Short task: Output as a JSON list of strings, one per line and with blank lines left out, the lines from the one that contains "waves-icon [234,825,266,847]" through the one that contains "take-a-trip-title: Take a", both included.

——

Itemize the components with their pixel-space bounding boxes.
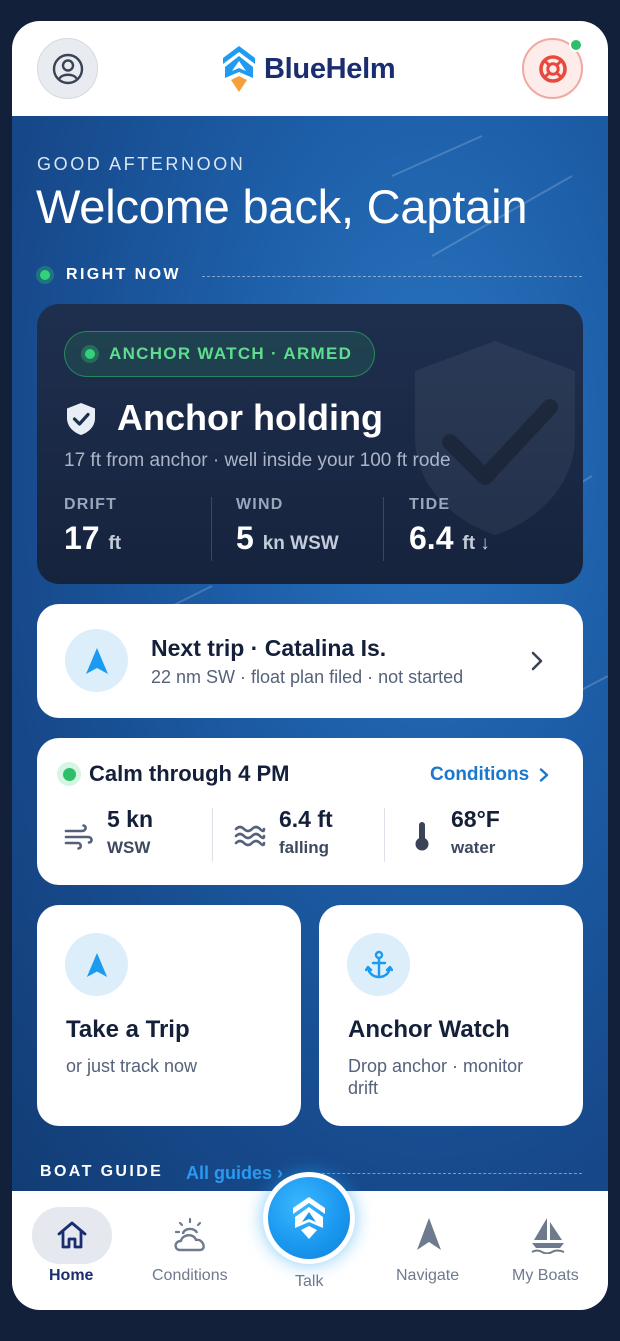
waves-icon [234,825,266,847]
trip-icon-circle [65,933,128,996]
anchor-watch-title: Anchor Watch [348,1016,510,1043]
tab-home[interactable]: Home [12,1191,132,1310]
tide-height: 6.4 ft [279,806,333,832]
anchor-status-card[interactable]: ANCHOR WATCH · ARMED Anchor holding 17 f… [37,304,583,584]
water-temp-condition: 68°F water [451,806,500,858]
chevron-right-icon [540,768,549,782]
chevron-right-icon [531,651,543,671]
online-indicator [569,38,583,52]
section-divider [312,1173,582,1174]
tab-conditions[interactable]: Conditions [132,1191,250,1310]
take-a-trip-title: Take a Trip [66,1016,190,1043]
wind-unit: kn WSW [262,533,339,554]
water-temp-label: water [451,838,496,857]
conditions-title: Calm through 4 PM [89,761,290,786]
bluehelm-logo-icon [223,46,255,92]
next-trip-subtitle: 22 nm SW · float plan filed · not starte… [151,667,464,687]
stat-divider [211,497,212,561]
calm-status-dot [57,762,81,786]
profile-button[interactable] [37,38,98,99]
app-header: BlueHelm [12,21,608,116]
boat-guide-label: BOAT GUIDE [40,1163,164,1180]
navigation-arrow-icon [85,647,108,674]
stat-divider [383,497,384,561]
lifebuoy-icon [538,54,567,83]
tide-label: TIDE [409,496,451,513]
wind-speed: 5 kn [107,806,154,832]
take-a-trip-card[interactable]: Take a Trip or just track now [37,905,301,1126]
navigation-arrow-icon [417,1218,441,1250]
tab-my-boats-label: My Boats [512,1267,579,1284]
talk-button[interactable] [263,1172,355,1264]
tide-condition: 6.4 ft falling [279,806,333,858]
talk-button-inner [268,1177,350,1259]
trip-icon-circle [65,629,128,692]
live-status-dot [36,266,54,284]
all-guides-link[interactable]: All guides › [186,1163,283,1184]
wind-label: WIND [236,496,284,513]
drift-label: DRIFT [64,496,118,513]
user-circle-icon [52,53,83,84]
tab-navigate-label: Navigate [396,1267,460,1284]
sailboat-icon [531,1218,565,1254]
anchor-watch-badge-label: ANCHOR WATCH · ARMED [109,344,353,363]
next-trip-title: Next trip · Catalina Is. [151,635,387,661]
right-now-header: RIGHT NOW [36,265,181,285]
next-trip-card[interactable]: Next trip · Catalina Is. 22 nm SW · floa… [37,604,583,718]
condition-divider [212,808,213,862]
tab-talk-label: Talk [295,1273,324,1290]
wind-icon [64,824,93,850]
tab-conditions-label: Conditions [152,1267,228,1284]
condition-divider [384,808,385,862]
anchor-watch-badge: ANCHOR WATCH · ARMED [64,331,376,377]
anchor-icon-circle [347,933,410,996]
home-icon [57,1221,87,1249]
welcome-title: Welcome back, Captain [36,180,528,233]
wind-value: 5 [236,520,254,556]
anchor-status-title: Anchor holding [117,397,383,438]
drift-value: 17 [64,520,100,556]
tide-trend: falling [279,838,330,857]
tab-home-label: Home [49,1267,94,1284]
wind-stat: WIND 5 kn WSW [236,496,339,557]
tide-value: 6.4 [409,520,454,556]
phone-screen: BlueHelm GOOD AFTERNOON Welcome back, Ca… [12,21,608,1310]
app-logo: BlueHelm [220,44,396,94]
anchor-watch-card[interactable]: Anchor Watch Drop anchor · monitor drift [319,905,583,1126]
wind-condition: 5 kn WSW [107,806,153,858]
app-name: BlueHelm [264,52,396,85]
thermometer-icon [415,822,429,851]
armed-status-dot [81,345,99,363]
tab-navigate[interactable]: Navigate [370,1191,488,1310]
anchor-icon [364,950,393,978]
shield-check-icon [67,403,95,435]
conditions-link-label: Conditions [430,764,530,785]
anchor-watch-subtitle: Drop anchor · monitor drift [348,1056,524,1098]
greeting-eyebrow: GOOD AFTERNOON [37,154,246,174]
conditions-card[interactable]: Calm through 4 PM Conditions 5 kn WSW 6.… [37,738,583,885]
bluehelm-logo-icon [293,1197,325,1239]
tab-my-boats[interactable]: My Boats [488,1191,608,1310]
drift-unit: ft [108,533,122,554]
navigation-arrow-icon [86,952,107,977]
take-a-trip-subtitle: or just track now [66,1056,198,1076]
conditions-link[interactable]: Conditions [430,764,549,786]
wind-direction: WSW [107,838,151,857]
anchor-status-subtitle: 17 ft from anchor · well inside your 100… [64,450,451,471]
tide-unit: ft ↓ [462,533,490,554]
section-divider [202,276,582,277]
water-temperature: 68°F [451,806,500,832]
right-now-label: RIGHT NOW [66,266,181,283]
weather-icon [174,1217,205,1252]
drift-stat: DRIFT 17 ft [64,496,121,557]
tide-stat: TIDE 6.4 ft ↓ [409,496,490,557]
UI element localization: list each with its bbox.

——

Exercise solution:
[
  "waves-icon [234,825,266,847]",
  "trip-icon-circle [65,933,128,996]",
  "anchor-watch-title: Anchor Watch [348,1016,510,1043]",
  "tab-home[interactable]: Home [12,1191,132,1310]",
  "tide-height: 6.4 ft [279,806,333,832]",
  "anchor-status-card[interactable]: ANCHOR WATCH · ARMED Anchor holding 17 f… [37,304,583,584]",
  "water-temp-condition: 68°F water [451,806,500,858]",
  "chevron-right-icon [540,768,549,782]",
  "chevron-right-icon [531,651,543,671]",
  "online-indicator [569,38,583,52]",
  "section-divider [312,1173,582,1174]",
  "tab-conditions[interactable]: Conditions [132,1191,250,1310]",
  "take-a-trip-title: Take a Trip [66,1016,190,1043]"
]